### Requirements
Extract all records. Keep each one exact.
********************
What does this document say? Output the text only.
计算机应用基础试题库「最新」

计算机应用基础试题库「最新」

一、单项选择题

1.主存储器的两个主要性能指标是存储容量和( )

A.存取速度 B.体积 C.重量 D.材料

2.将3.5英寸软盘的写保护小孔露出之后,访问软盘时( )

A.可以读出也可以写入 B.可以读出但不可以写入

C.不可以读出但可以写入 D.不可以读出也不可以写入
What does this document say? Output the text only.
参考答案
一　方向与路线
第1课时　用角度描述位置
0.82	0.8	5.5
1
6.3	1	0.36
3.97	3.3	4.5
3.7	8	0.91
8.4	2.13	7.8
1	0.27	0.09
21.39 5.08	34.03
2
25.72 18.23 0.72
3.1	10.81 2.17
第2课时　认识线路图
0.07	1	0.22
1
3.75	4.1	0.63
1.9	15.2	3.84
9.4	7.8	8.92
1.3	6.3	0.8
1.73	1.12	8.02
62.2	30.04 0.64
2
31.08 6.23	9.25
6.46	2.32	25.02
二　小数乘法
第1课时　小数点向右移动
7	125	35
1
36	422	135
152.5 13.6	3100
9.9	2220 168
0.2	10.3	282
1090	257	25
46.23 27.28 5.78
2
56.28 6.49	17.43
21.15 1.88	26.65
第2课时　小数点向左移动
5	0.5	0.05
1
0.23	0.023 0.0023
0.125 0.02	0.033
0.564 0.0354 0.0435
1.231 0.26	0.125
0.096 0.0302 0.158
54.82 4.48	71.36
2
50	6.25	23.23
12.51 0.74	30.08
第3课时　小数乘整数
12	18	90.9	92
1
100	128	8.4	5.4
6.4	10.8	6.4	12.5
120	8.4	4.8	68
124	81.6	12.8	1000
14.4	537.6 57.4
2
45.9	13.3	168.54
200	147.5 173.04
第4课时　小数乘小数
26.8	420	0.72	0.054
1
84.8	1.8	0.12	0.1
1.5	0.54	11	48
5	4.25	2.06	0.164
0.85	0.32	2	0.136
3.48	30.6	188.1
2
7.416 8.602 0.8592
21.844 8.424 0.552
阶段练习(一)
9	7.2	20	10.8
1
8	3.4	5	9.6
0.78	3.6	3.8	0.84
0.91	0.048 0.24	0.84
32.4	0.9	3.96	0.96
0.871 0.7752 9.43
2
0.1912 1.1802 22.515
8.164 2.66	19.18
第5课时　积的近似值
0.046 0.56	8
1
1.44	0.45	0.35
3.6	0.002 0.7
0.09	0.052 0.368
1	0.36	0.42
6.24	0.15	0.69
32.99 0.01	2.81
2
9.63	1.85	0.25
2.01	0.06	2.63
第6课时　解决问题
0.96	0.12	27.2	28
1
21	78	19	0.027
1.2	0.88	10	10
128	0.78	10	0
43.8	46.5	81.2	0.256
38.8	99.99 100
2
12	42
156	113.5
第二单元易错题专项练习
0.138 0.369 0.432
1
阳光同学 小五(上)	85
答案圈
********************
### Problem solution
What does this document say? Output the text only.
计算机应用基础试题库「最新」

计算机应用基础试题库「最新」

一、单项选择题

1.主存储器的两个主要性能指标是存储容量和( )

A.存取速度 B.体积 C.重量 D.材料

2.将3.5英寸软盘的写保护小孔露出之后,访问软盘时( )

A.可以读出也可以写入 B.可以读出但不可以写入

C.不可以读出但可以写入 D.不可以读出也不可以写入
What does this document say? Output the text only.
参考答案
一　方向与路线
第1课时　用角度描述位置
0.82	0.8	5.5
1
6.3	1	0.36
3.97	3.3	4.5
3.7	8	0.91
8.4	2.13	7.8
1	0.27	0.09
21.39 5.08	34.03
2
25.72 18.23 0.72
3.1	10.81 2.17
第2课时　认识线路图
0.07	1	0.22
1
3.75	4.1	0.63
1.9	15.2	3.84
9.4	7.8	8.92
1.3	6.3	0.8
1.73	1.12	8.02
62.2	30.04 0.64
2
31.08 6.23	9.25
6.46	2.32	25.02
二　小数乘法
第1课时　小数点向右移动
7	125	35
1
36	422	135
152.5 13.6	3100
9.9	2220 168
0.2	10.3	282
1090	257	25
46.23 27.28 5.78
2
56.28 6.49	17.43
21.15 1.88	26.65
第2课时　小数点向左移动
5	0.5	0.05
1
0.23	0.023 0.0023
0.125 0.02	0.033
0.564 0.0354 0.0435
1.231 0.26	0.125
0.096 0.0302 0.158
54.82 4.48	71.36
2
50	6.25	23.23
12.51 0.74	30.08
第3课时　小数乘整数
12	18	90.9	92
1
100	128	8.4	5.4
6.4	10.8	6.4	12.5
120	8.4	4.8	68
124	81.6	12.8	1000
14.4	537.6 57.4
2
45.9	13.3	168.54
200	147.5 173.04
第4课时　小数乘小数
26.8	420	0.72	0.054
1
84.8	1.8	0.12	0.1
1.5	0.54	11	48
5	4.25	2.06	0.164
0.85	0.32	2	0.136
3.48	30.6	188.1
2
7.416 8.602 0.8592
21.844 8.424 0.552
阶段练习(一)
9	7.2	20	10.8
1
8	3.4	5	9.6
0.78	3.6	3.8	0.84
0.91	0.048 0.24	0.84
32.4	0.9	3.96	0.96
0.871 0.7752 9.43
2
0.1912 1.1802 22.515
8.164 2.66	19.18
第5课时　积的近似值
0.046 0.56	8
1
1.44	0.45	0.35
3.6	0.002 0.7
0.09	0.052 0.368
1	0.36	0.42
6.24	0.15	0.69
32.99 0.01	2.81
2
9.63	1.85	0.25
2.01	0.06	2.63
第6课时　解决问题
0.96	0.12	27.2	28
1
21	78	19	0.027
1.2	0.88	10	10
128	0.78	10	0
43.8	46.5	81.2	0.256
38.8	99.99 100
2
12	42
156	113.5
第二单元易错题专项练习
0.138 0.369 0.432
1
阳光同学 小五(上)	85
答案圈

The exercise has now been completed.